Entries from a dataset
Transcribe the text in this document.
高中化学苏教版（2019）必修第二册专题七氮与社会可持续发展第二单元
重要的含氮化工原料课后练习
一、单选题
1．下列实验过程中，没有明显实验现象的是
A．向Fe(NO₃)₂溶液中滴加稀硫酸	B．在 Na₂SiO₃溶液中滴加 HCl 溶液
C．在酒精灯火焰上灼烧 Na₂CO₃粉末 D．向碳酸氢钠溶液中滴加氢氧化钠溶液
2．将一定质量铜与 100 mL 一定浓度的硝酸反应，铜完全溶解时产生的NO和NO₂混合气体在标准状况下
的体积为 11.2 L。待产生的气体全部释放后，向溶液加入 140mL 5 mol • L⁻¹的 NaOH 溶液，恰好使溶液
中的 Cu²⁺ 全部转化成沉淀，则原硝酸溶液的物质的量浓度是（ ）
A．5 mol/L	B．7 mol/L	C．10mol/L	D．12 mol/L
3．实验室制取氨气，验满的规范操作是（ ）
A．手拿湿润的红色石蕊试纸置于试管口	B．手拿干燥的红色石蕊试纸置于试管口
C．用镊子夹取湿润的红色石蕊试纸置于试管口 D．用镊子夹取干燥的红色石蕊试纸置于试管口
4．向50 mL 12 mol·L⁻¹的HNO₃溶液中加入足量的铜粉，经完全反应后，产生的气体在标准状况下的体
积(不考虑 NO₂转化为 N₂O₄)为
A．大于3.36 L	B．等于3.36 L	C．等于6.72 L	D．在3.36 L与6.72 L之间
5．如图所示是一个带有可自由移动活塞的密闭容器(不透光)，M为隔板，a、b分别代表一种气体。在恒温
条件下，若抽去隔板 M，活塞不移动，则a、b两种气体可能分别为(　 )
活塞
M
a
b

PROBLEM STATEMENT:
Send back each record exactly as it stands.

RESULT:
Transcribe the text in this document.
高中化学苏教版（2019）必修第二册专题七氮与社会可持续发展第二单元
重要的含氮化工原料课后练习
一、单选题
1．下列实验过程中，没有明显实验现象的是
A．向Fe(NO₃)₂溶液中滴加稀硫酸	B．在 Na₂SiO₃溶液中滴加 HCl 溶液
C．在酒精灯火焰上灼烧 Na₂CO₃粉末 D．向碳酸氢钠溶液中滴加氢氧化钠溶液
2．将一定质量铜与 100 mL 一定浓度的硝酸反应，铜完全溶解时产生的NO和NO₂混合气体在标准状况下
的体积为 11.2 L。待产生的气体全部释放后，向溶液加入 140mL 5 mol • L⁻¹的 NaOH 溶液，恰好使溶液
中的 Cu²⁺ 全部转化成沉淀，则原硝酸溶液的物质的量浓度是（ ）
A．5 mol/L	B．7 mol/L	C．10mol/L	D．12 mol/L
3．实验室制取氨气，验满的规范操作是（ ）
A．手拿湿润的红色石蕊试纸置于试管口	B．手拿干燥的红色石蕊试纸置于试管口
C．用镊子夹取湿润的红色石蕊试纸置于试管口 D．用镊子夹取干燥的红色石蕊试纸置于试管口
4．向50 mL 12 mol·L⁻¹的HNO₃溶液中加入足量的铜粉，经完全反应后，产生的气体在标准状况下的体
积(不考虑 NO₂转化为 N₂O₄)为
A．大于3.36 L	B．等于3.36 L	C．等于6.72 L	D．在3.36 L与6.72 L之间
5．如图所示是一个带有可自由移动活塞的密闭容器(不透光)，M为隔板，a、b分别代表一种气体。在恒温
条件下，若抽去隔板 M，活塞不移动，则a、b两种气体可能分别为(　 )
活塞
M
a
b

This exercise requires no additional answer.